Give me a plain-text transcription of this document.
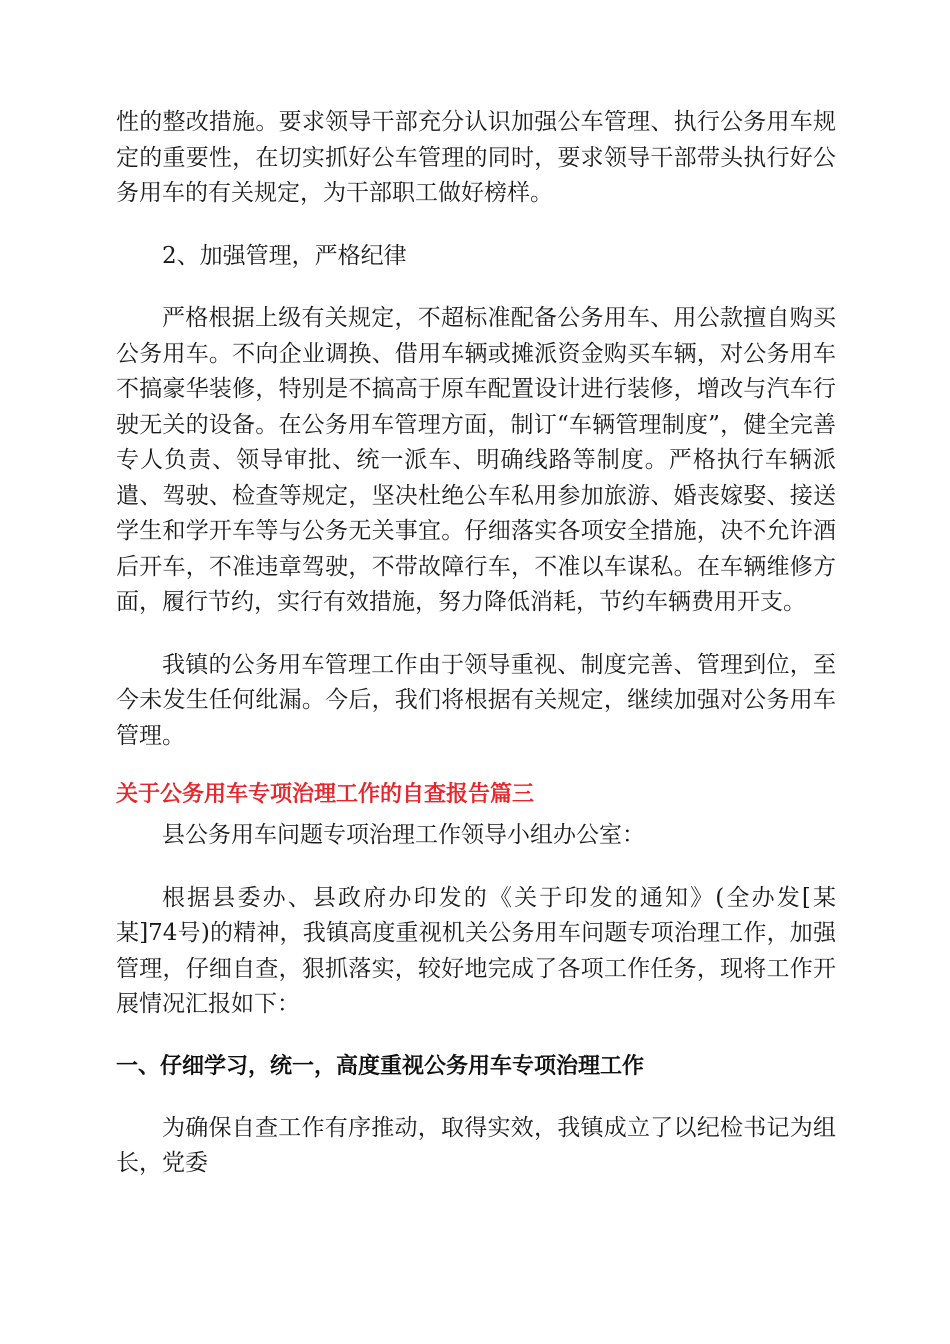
性的整改措施。要求领导干部充分认识加强公车管理、执行公务用车规定的重要性，在切实抓好公车管理的同时，要求领导干部带头执行好公务用车的有关规定，为干部职工做好榜样。

2、加强管理，严格纪律

严格根据上级有关规定，不超标准配备公务用车、用公款擅自购买公务用车。不向企业调换、借用车辆或摊派资金购买车辆，对公务用车不搞豪华装修，特别是不搞高于原车配置设计进行装修，增改与汽车行驶无关的设备。在公务用车管理方面，制订“车辆管理制度”，健全完善专人负责、领导审批、统一派车、明确线路等制度。严格执行车辆派遣、驾驶、检查等规定，坚决杜绝公车私用参加旅游、婚丧嫁娶、接送学生和学开车等与公务无关事宜。仔细落实各项安全措施，决不允许酒后开车，不准违章驾驶，不带故障行车，不准以车谋私。在车辆维修方面，履行节约，实行有效措施，努力降低消耗，节约车辆费用开支。

我镇的公务用车管理工作由于领导重视、制度完善、管理到位，至今未发生任何纰漏。今后，我们将根据有关规定，继续加强对公务用车管理。

关于公务用车专项治理工作的自查报告篇三

县公务用车问题专项治理工作领导小组办公室：

根据县委办、县政府办印发的《关于印发的通知》(全办发[某某]74号)的精神，我镇高度重视机关公务用车问题专项治理工作，加强管理，仔细自查，狠抓落实，较好地完成了各项工作任务，现将工作开展情况汇报如下：

一、仔细学习，统一，高度重视公务用车专项治理工作

为确保自查工作有序推动，取得实效，我镇成立了以纪检书记为组长，党委
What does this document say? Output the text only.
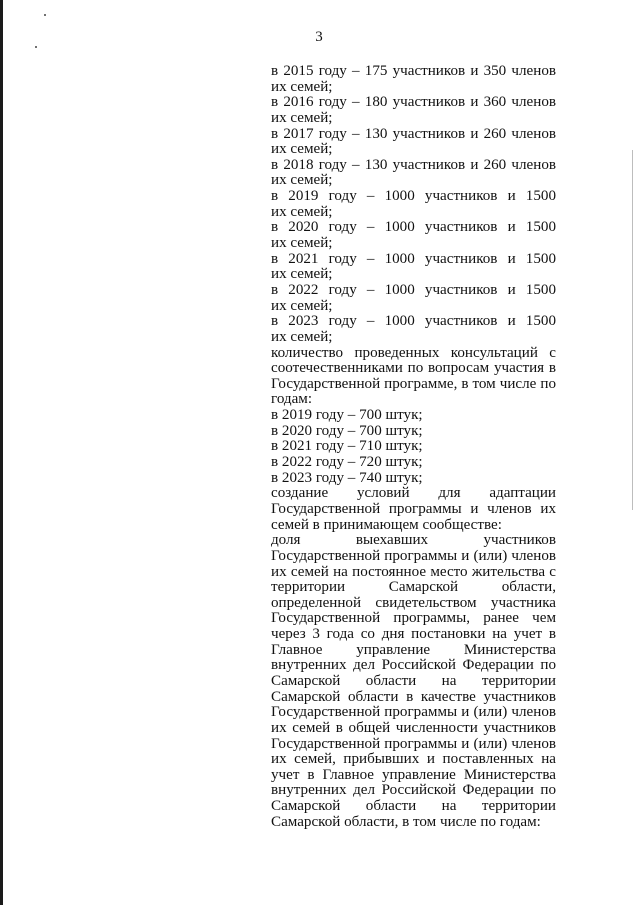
3

в 2015 году – 175 участников и 350 членов
их семей;
в 2016 году – 180 участников и 360 членов
их семей;
в 2017 году – 130 участников и 260 членов
их семей;
в 2018 году – 130 участников и 260 членов
их семей;
в 2019 году – 1000 участников и 1500
их семей;
в 2020 году – 1000 участников и 1500
их семей;
в 2021 году – 1000 участников и 1500
их семей;
в 2022 году – 1000 участников и 1500
их семей;
в 2023 году – 1000 участников и 1500
их семей;
количество проведенных консультаций с
соотечественниками по вопросам участия в
Государственной программе, в том числе по
годам:
в 2019 году – 700 штук;
в 2020 году – 700 штук;
в 2021 году – 710 штук;
в 2022 году – 720 штук;
в 2023 году – 740 штук;
создание условий для адаптации
Государственной программы и членов их
семей в принимающем сообществе:
доля выехавших участников
Государственной программы и (или) членов
их семей на постоянное место жительства с
территории Самарской области,
определенной свидетельством участника
Государственной программы, ранее чем
через 3 года со дня постановки на учет в
Главное управление Министерства
внутренних дел Российской Федерации по
Самарской области на территории
Самарской области в качестве участников
Государственной программы и (или) членов
их семей в общей численности участников
Государственной программы и (или) членов
их семей, прибывших и поставленных на
учет в Главное управление Министерства
внутренних дел Российской Федерации по
Самарской области на территории
Самарской области, в том числе по годам:
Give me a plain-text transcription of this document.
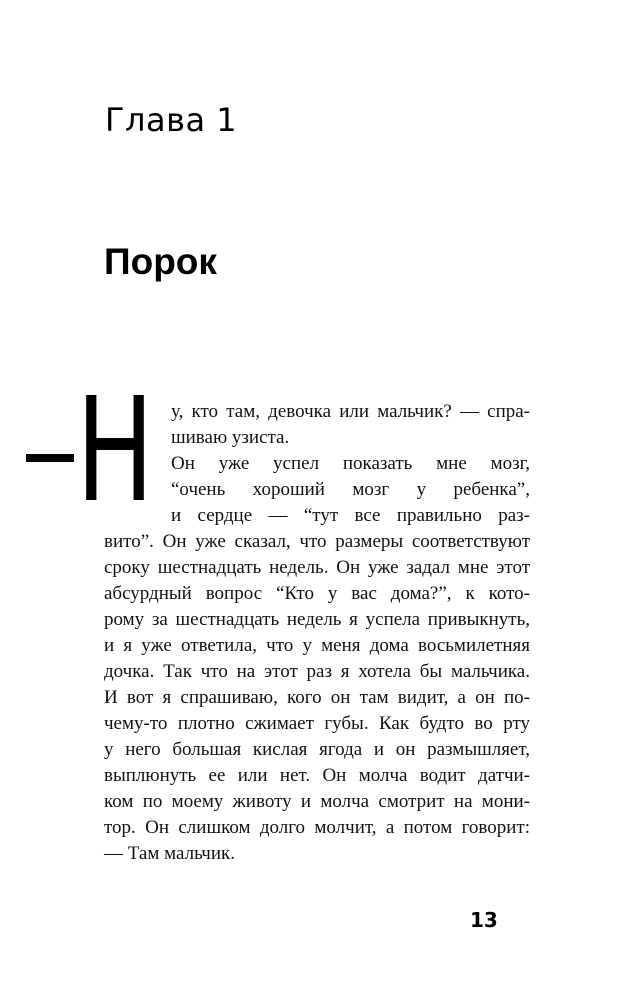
Глава 1
Порок
Н у, кто там, девочка или мальчик? — спра-
шиваю узиста.
Он уже успел показать мне мозг,
“очень хороший мозг у ребенка”,
и сердце — “тут все правильно раз-
вито”. Он уже сказал, что размеры соответствуют
сроку шестнадцать недель. Он уже задал мне этот
абсурдный вопрос “Кто у вас дома?”, к кото-
рому за шестнадцать недель я успела привыкнуть,
и я уже ответила, что у меня дома восьмилетняя
дочка. Так что на этот раз я хотела бы мальчика.
И вот я спрашиваю, кого он там видит, а он по-
чему-то плотно сжимает губы. Как будто во рту
у него большая кислая ягода и он размышляет,
выплюнуть ее или нет. Он молча водит датчи-
ком по моему животу и молча смотрит на мони-
тор. Он слишком долго молчит, а потом говорит:
— Там мальчик.

13
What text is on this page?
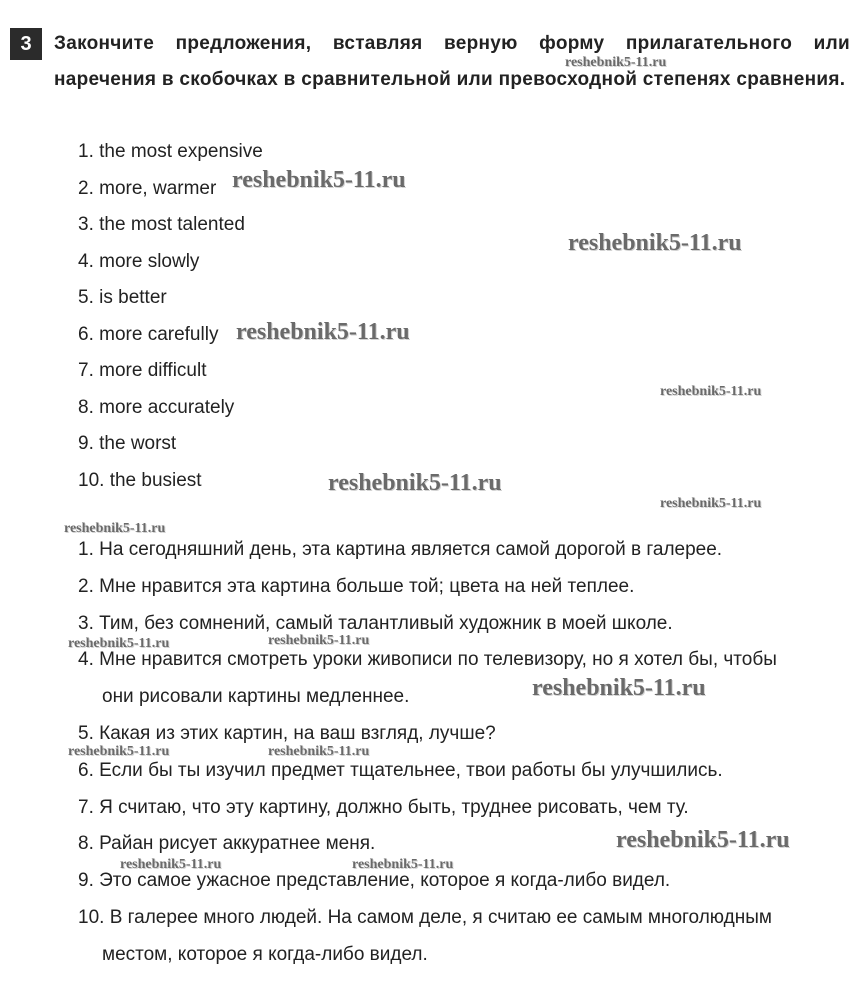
3	Закончите предложения, вставляя верную форму прилагательного или наречения в скобочках в сравнительной или превосходной степенях сравнения.
1. the most expensive
2. more, warmer
3. the most talented
4. more slowly
5. is better
6. more carefully
7. more difficult
8. more accurately
9. the worst
10. the busiest
1. На сегодняшний день, эта картина является самой дорогой в галерее.
2. Мне нравится эта картина больше той; цвета на ней теплее.
3. Тим, без сомнений, самый талантливый художник в моей школе.
4. Мне нравится смотреть уроки живописи по телевизору, но я хотел бы, чтобы
они рисовали картины медленнее.
5. Какая из этих картин, на ваш взгляд, лучше?
6. Если бы ты изучил предмет тщательнее, твои работы бы улучшились.
7. Я считаю, что эту картину, должно быть, труднее рисовать, чем ту.
8. Райан рисует аккуратнее меня.
9. Это самое ужасное представление, которое я когда-либо видел.
10. В галерее много людей. На самом деле, я считаю ее самым многолюдным
местом, которое я когда-либо видел.
reshebnik5-11.ru
reshebnik5-11.ru
reshebnik5-11.ru
reshebnik5-11.ru
reshebnik5-11.ru
reshebnik5-11.ru
reshebnik5-11.ru
reshebnik5-11.ru
reshebnik5-11.ru	reshebnik5-11.ru
reshebnik5-11.ru
reshebnik5-11.ru	reshebnik5-11.ru
reshebnik5-11.ru
reshebnik5-11.ru	reshebnik5-11.ru
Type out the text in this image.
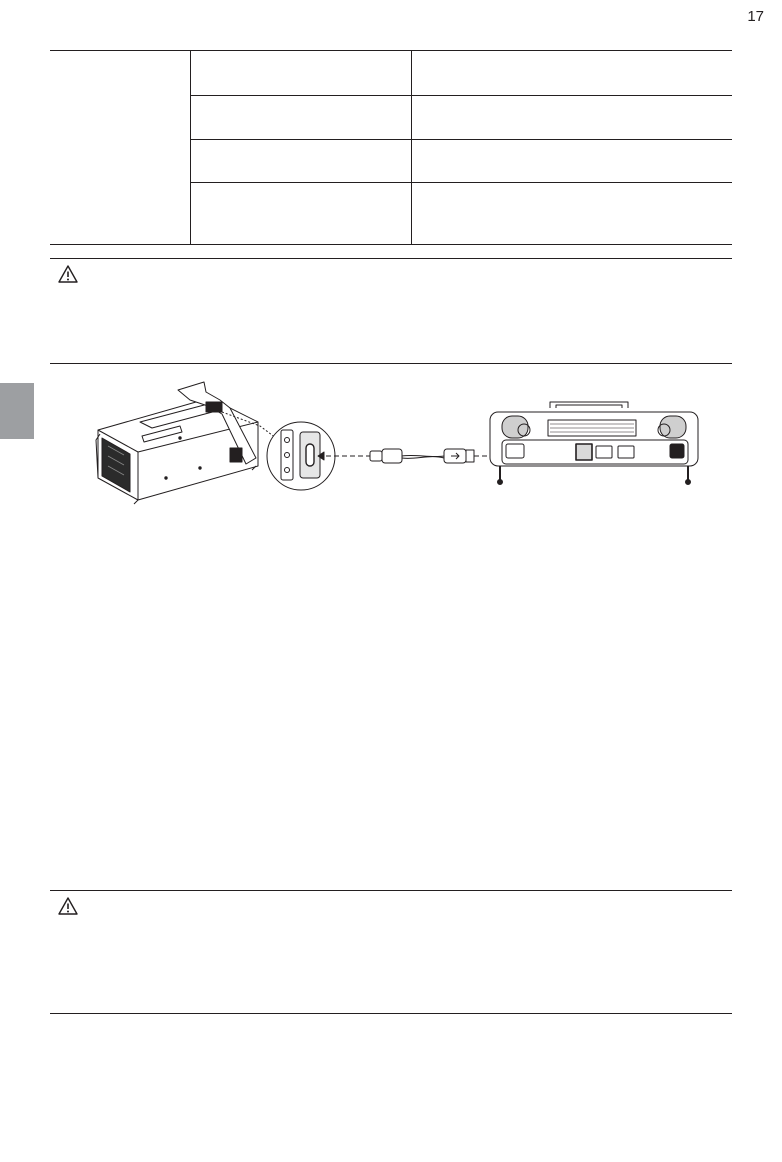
17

WORK TO BE COMPLETED:
Give only the number of lines that include the word "加强管理".

COMPLETE RESPONSE:
2